> [Written instruction]:
Pick out each line of the records in which the word "области" appears.

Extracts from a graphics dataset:
-- Start --
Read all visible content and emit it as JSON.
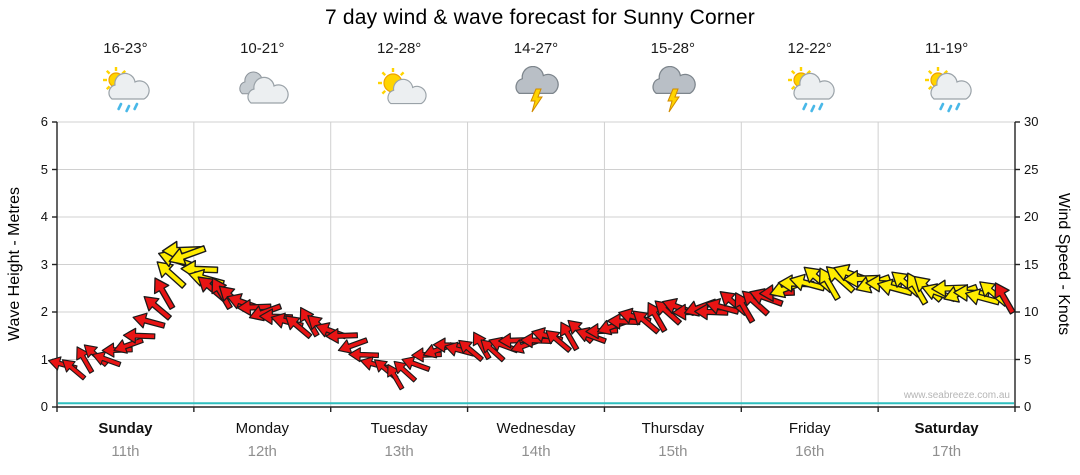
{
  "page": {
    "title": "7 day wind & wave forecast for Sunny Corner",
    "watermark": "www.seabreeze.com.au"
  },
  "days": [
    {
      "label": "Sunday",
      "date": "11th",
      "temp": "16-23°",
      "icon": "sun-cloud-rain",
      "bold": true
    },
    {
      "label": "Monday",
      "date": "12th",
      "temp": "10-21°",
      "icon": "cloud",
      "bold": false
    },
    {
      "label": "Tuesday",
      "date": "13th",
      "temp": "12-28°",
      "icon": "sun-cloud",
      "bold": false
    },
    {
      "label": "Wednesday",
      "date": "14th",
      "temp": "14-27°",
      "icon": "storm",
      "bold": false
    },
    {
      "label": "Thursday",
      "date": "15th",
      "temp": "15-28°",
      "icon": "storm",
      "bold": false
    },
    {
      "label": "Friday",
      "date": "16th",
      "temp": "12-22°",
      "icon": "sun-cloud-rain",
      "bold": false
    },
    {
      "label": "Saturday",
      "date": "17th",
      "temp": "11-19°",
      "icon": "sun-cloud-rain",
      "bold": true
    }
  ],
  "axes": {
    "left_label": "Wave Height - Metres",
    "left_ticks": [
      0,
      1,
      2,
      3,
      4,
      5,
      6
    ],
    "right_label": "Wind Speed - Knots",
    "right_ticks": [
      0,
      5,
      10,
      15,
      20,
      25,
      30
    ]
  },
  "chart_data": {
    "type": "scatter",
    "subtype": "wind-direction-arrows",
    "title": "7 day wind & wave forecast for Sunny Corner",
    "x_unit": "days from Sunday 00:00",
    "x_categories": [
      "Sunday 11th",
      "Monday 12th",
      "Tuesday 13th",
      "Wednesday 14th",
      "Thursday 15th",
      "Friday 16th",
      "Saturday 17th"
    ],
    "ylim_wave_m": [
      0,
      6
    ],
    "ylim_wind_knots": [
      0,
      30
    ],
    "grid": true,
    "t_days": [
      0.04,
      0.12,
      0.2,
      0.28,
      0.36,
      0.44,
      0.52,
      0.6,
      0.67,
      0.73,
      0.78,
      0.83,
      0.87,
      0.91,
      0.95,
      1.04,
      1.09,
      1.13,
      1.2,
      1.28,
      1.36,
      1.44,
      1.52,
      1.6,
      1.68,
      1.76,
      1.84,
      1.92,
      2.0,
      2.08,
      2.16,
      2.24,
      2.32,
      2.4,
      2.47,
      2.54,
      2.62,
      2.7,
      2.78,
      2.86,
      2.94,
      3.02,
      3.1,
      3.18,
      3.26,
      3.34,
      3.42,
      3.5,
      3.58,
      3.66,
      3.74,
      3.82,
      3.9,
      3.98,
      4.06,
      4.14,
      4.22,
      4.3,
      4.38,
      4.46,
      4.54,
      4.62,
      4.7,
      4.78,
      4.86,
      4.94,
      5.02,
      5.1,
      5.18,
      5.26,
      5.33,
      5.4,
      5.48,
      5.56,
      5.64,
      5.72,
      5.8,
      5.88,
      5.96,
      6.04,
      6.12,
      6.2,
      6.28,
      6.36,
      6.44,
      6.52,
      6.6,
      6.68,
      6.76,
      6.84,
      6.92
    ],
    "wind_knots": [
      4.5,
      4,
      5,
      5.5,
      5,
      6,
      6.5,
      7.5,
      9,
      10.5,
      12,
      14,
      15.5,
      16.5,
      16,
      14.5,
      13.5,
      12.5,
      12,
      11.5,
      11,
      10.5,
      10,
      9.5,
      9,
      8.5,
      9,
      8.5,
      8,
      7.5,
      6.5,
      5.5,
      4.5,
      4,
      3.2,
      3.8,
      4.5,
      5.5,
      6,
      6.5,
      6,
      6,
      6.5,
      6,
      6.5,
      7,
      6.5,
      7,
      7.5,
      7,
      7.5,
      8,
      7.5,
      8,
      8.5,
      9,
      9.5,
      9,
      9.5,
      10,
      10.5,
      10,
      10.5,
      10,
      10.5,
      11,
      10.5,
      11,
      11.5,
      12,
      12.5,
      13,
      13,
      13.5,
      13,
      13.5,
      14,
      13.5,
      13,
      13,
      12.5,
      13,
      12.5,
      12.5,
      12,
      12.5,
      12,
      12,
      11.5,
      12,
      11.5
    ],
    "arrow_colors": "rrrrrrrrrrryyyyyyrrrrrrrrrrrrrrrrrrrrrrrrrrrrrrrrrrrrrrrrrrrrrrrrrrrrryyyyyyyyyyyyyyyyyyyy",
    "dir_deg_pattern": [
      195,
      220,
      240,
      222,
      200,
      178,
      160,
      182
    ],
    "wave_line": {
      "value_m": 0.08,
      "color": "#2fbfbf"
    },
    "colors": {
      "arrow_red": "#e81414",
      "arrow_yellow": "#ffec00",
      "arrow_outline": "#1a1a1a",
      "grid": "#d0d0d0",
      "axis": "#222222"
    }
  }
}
-- End --
-- Start --
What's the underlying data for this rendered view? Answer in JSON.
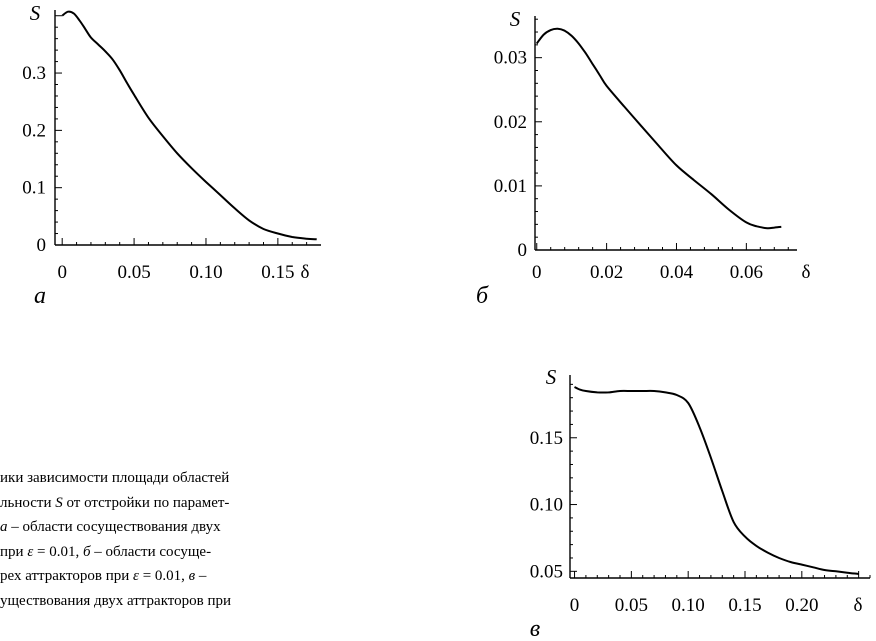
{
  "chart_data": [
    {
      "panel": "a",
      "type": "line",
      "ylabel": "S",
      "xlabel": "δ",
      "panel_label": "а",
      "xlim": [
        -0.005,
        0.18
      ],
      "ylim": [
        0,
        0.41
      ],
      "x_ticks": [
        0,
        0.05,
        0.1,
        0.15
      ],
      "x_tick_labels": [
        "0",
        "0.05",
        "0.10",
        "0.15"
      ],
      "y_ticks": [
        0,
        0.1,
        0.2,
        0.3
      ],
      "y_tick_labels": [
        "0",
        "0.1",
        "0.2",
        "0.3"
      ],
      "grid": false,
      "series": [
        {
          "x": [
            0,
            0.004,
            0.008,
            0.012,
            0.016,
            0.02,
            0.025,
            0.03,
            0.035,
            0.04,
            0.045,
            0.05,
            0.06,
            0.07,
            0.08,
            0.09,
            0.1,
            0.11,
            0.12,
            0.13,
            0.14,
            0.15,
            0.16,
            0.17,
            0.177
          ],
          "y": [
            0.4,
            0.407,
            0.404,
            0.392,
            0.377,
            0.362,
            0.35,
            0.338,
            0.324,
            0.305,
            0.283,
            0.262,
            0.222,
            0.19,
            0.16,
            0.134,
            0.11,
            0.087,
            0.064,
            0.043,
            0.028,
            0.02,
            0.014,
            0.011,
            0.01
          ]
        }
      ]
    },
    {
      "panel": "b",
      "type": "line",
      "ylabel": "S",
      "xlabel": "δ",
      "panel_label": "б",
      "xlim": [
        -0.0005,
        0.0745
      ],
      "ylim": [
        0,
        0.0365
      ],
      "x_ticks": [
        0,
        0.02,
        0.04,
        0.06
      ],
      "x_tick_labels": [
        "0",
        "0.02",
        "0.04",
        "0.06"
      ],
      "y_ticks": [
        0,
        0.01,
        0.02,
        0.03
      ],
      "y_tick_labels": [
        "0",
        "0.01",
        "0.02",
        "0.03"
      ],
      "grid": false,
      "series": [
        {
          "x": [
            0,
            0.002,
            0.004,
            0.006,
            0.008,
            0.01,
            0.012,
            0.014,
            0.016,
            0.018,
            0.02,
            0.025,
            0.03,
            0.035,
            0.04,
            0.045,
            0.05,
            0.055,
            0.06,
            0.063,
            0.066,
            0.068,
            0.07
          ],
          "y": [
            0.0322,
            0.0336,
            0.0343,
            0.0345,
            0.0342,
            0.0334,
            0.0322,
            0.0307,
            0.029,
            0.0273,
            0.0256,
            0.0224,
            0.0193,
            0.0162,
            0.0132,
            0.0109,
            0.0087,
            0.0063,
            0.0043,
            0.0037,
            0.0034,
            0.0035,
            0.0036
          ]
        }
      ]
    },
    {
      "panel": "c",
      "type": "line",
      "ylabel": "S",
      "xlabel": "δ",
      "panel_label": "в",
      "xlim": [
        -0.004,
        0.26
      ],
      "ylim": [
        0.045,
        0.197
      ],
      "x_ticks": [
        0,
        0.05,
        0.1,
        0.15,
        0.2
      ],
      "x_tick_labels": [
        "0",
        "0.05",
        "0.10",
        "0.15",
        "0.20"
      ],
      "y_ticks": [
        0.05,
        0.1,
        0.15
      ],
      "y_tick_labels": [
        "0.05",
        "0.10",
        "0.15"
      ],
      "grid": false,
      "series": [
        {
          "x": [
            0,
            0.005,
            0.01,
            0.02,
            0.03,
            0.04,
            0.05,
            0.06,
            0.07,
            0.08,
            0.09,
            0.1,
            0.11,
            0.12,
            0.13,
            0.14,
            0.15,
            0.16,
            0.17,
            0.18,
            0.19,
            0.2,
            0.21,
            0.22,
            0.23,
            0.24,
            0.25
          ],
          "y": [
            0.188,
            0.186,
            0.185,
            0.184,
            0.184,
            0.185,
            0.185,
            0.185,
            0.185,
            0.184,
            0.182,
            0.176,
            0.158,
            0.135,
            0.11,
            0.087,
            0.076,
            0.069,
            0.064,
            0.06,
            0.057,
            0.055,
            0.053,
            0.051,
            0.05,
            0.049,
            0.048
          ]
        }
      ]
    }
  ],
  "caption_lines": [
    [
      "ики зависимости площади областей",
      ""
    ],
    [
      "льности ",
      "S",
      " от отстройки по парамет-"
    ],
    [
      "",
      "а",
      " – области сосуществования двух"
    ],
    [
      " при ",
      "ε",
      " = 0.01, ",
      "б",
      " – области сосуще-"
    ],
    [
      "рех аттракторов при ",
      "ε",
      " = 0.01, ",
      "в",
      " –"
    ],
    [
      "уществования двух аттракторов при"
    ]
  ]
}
-- End --
> [Problem solution]:
      " – области сосуществования двух"
      " – области сосуще-"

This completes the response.